Instruction →
Write out all the entries word for word, but skip any images.

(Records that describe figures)
____
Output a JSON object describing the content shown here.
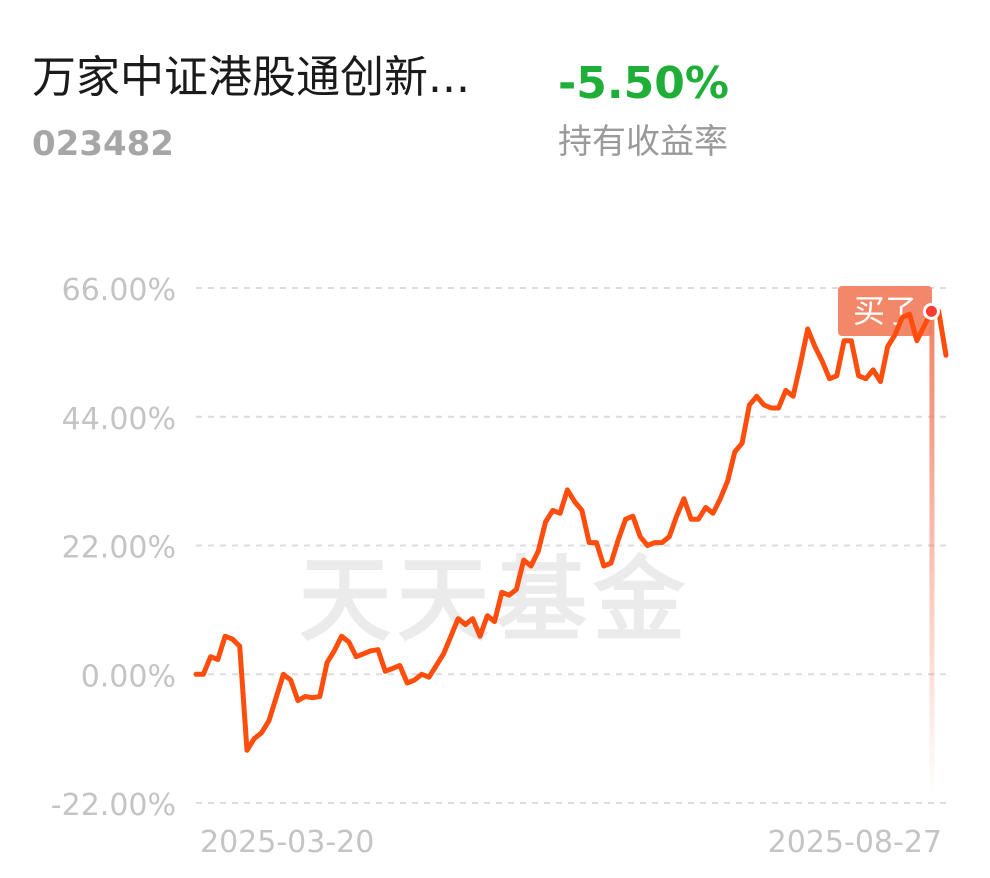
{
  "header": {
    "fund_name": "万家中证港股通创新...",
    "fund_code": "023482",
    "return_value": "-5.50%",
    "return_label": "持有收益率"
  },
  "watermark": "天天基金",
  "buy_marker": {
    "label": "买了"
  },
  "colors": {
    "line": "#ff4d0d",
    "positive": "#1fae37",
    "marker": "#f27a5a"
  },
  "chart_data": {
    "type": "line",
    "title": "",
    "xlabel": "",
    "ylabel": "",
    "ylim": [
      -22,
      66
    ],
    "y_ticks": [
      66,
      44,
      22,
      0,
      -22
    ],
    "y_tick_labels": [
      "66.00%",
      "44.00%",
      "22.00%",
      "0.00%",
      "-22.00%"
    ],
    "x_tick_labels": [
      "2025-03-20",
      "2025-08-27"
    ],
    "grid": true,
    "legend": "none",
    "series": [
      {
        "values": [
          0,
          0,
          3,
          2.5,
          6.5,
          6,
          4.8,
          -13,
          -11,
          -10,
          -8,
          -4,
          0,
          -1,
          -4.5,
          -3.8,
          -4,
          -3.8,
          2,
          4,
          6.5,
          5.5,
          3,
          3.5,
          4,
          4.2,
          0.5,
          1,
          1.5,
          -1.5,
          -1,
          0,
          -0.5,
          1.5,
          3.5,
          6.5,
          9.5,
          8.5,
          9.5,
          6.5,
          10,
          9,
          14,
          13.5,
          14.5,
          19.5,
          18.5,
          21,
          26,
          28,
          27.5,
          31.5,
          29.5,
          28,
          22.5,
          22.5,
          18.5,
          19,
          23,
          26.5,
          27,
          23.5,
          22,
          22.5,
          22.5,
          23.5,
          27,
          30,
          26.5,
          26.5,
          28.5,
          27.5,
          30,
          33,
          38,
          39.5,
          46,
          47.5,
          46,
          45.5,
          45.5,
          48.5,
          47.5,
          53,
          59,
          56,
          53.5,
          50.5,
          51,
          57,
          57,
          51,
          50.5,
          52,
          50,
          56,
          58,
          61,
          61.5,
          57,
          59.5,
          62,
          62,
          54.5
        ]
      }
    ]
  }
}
____
Result of the exercise →
Output a JSON object describing the content shown here.
{
  "header": {
    "fund_name": "万家中证港股通创新...",
    "fund_code": "023482",
    "return_value": "-5.50%",
    "return_label": "持有收益率"
  },
  "watermark": "天天基金",
  "buy_marker": {
    "label": "买了"
  },
  "colors": {
    "line": "#ff4d0d",
    "positive": "#1fae37",
    "marker": "#f27a5a"
  },
  "chart_data": {
    "type": "line",
    "title": "",
    "xlabel": "",
    "ylabel": "",
    "ylim": [
      -22,
      66
    ],
    "y_ticks": [
      66,
      44,
      22,
      0,
      -22
    ],
    "y_tick_labels": [
      "66.00%",
      "44.00%",
      "22.00%",
      "0.00%",
      "-22.00%"
    ],
    "x_tick_labels": [
      "2025-03-20",
      "2025-08-27"
    ],
    "grid": true,
    "legend": "none",
    "series": [
      {
        "values": [
          0,
          0,
          3,
          2.5,
          6.5,
          6,
          4.8,
          -13,
          -11,
          -10,
          -8,
          -4,
          0,
          -1,
          -4.5,
          -3.8,
          -4,
          -3.8,
          2,
          4,
          6.5,
          5.5,
          3,
          3.5,
          4,
          4.2,
          0.5,
          1,
          1.5,
          -1.5,
          -1,
          0,
          -0.5,
          1.5,
          3.5,
          6.5,
          9.5,
          8.5,
          9.5,
          6.5,
          10,
          9,
          14,
          13.5,
          14.5,
          19.5,
          18.5,
          21,
          26,
          28,
          27.5,
          31.5,
          29.5,
          28,
          22.5,
          22.5,
          18.5,
          19,
          23,
          26.5,
          27,
          23.5,
          22,
          22.5,
          22.5,
          23.5,
          27,
          30,
          26.5,
          26.5,
          28.5,
          27.5,
          30,
          33,
          38,
          39.5,
          46,
          47.5,
          46,
          45.5,
          45.5,
          48.5,
          47.5,
          53,
          59,
          56,
          53.5,
          50.5,
          51,
          57,
          57,
          51,
          50.5,
          52,
          50,
          56,
          58,
          61,
          61.5,
          57,
          59.5,
          62,
          62,
          54.5
        ]
      }
    ]
  }
}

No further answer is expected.